[Items from a figure collection]
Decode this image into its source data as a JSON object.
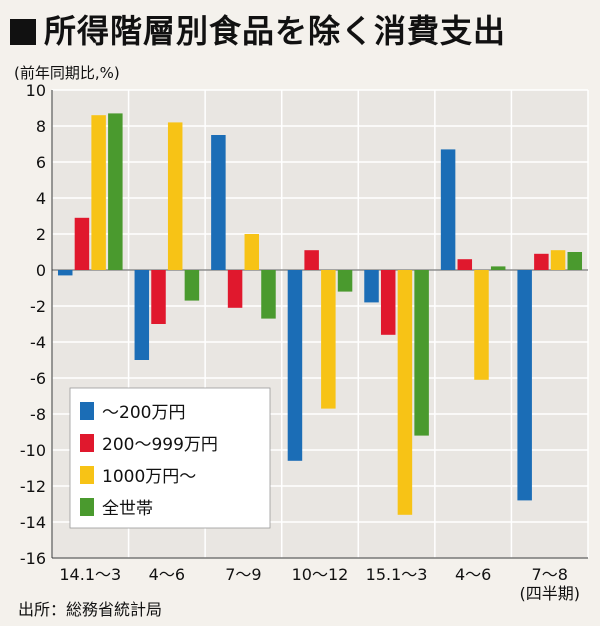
{
  "title": "所得階層別食品を除く消費支出",
  "unit_label": "(前年同期比,%)",
  "source": "出所：総務省統計局",
  "chart_data": {
    "type": "bar",
    "title": "所得階層別食品を除く消費支出",
    "ylabel": "(前年同期比,%)",
    "ylim": [
      -16,
      10
    ],
    "yticks": [
      10,
      8,
      6,
      4,
      2,
      0,
      -2,
      -4,
      -6,
      -8,
      -10,
      -12,
      -14,
      -16
    ],
    "grid": true,
    "legend_position": "bottom-left",
    "categories": [
      "14.1～3",
      "4～6",
      "7～9",
      "10～12",
      "15.1～3",
      "4～6",
      "7～8"
    ],
    "category_sublabels": [
      "",
      "",
      "",
      "",
      "",
      "",
      "(四半期)"
    ],
    "series": [
      {
        "name": "～200万円",
        "color": "#1b6db6",
        "values": [
          -0.3,
          -5.0,
          7.5,
          -10.6,
          -1.8,
          6.7,
          -12.8
        ]
      },
      {
        "name": "200～999万円",
        "color": "#e0182d",
        "values": [
          2.9,
          -3.0,
          -2.1,
          1.1,
          -3.6,
          0.6,
          0.9
        ]
      },
      {
        "name": "1000万円～",
        "color": "#f7c316",
        "values": [
          8.6,
          8.2,
          2.0,
          -7.7,
          -13.6,
          -6.1,
          1.1
        ]
      },
      {
        "name": "全世帯",
        "color": "#4a9a2e",
        "values": [
          8.7,
          -1.7,
          -2.7,
          -1.2,
          -9.2,
          0.2,
          1.0
        ]
      }
    ]
  }
}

SHORT TASK —
Look back over the material above and state how many lines hold the word "color". Write the number and nothing else.

WRITTEN ANSWER —
4